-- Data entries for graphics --
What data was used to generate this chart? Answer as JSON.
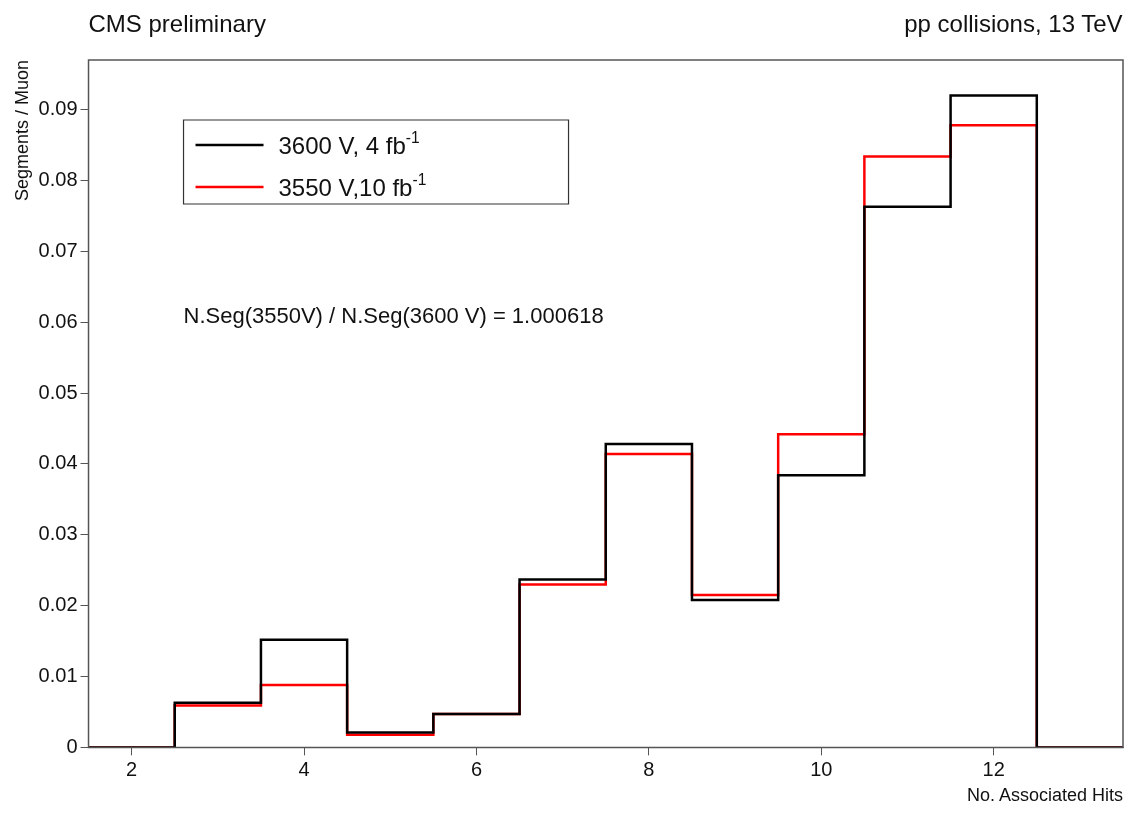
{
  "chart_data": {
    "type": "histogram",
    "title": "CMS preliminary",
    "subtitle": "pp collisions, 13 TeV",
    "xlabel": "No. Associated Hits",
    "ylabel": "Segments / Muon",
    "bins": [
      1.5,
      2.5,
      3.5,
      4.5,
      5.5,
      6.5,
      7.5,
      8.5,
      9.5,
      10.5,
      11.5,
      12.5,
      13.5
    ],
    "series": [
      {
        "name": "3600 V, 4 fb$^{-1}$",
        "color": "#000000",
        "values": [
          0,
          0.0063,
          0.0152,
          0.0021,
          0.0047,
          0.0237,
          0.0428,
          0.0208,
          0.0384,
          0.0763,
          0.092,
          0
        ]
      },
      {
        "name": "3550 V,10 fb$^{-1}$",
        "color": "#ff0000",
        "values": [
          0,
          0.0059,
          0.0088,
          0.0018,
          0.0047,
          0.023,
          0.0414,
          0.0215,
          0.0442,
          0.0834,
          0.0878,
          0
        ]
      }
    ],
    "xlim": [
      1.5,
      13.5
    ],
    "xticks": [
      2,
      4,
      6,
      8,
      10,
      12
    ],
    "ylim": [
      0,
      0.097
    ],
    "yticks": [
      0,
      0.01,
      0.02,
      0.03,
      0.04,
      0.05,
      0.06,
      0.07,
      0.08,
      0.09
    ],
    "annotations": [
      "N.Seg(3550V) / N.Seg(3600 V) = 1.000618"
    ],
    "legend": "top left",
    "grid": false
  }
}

-- Requirement --
Restate the entire listing word for word, excluding pictures.

-- Solution for this task --
What data was used to generate this chart? Answer as JSON.
{
  "chart_data": {
    "type": "histogram",
    "title": "CMS preliminary",
    "subtitle": "pp collisions, 13 TeV",
    "xlabel": "No. Associated Hits",
    "ylabel": "Segments / Muon",
    "bins": [
      1.5,
      2.5,
      3.5,
      4.5,
      5.5,
      6.5,
      7.5,
      8.5,
      9.5,
      10.5,
      11.5,
      12.5,
      13.5
    ],
    "series": [
      {
        "name": "3600 V, 4 fb$^{-1}$",
        "color": "#000000",
        "values": [
          0,
          0.0063,
          0.0152,
          0.0021,
          0.0047,
          0.0237,
          0.0428,
          0.0208,
          0.0384,
          0.0763,
          0.092,
          0
        ]
      },
      {
        "name": "3550 V,10 fb$^{-1}$",
        "color": "#ff0000",
        "values": [
          0,
          0.0059,
          0.0088,
          0.0018,
          0.0047,
          0.023,
          0.0414,
          0.0215,
          0.0442,
          0.0834,
          0.0878,
          0
        ]
      }
    ],
    "xlim": [
      1.5,
      13.5
    ],
    "xticks": [
      2,
      4,
      6,
      8,
      10,
      12
    ],
    "ylim": [
      0,
      0.097
    ],
    "yticks": [
      0,
      0.01,
      0.02,
      0.03,
      0.04,
      0.05,
      0.06,
      0.07,
      0.08,
      0.09
    ],
    "annotations": [
      "N.Seg(3550V) / N.Seg(3600 V) = 1.000618"
    ],
    "legend": "top left",
    "grid": false
  }
}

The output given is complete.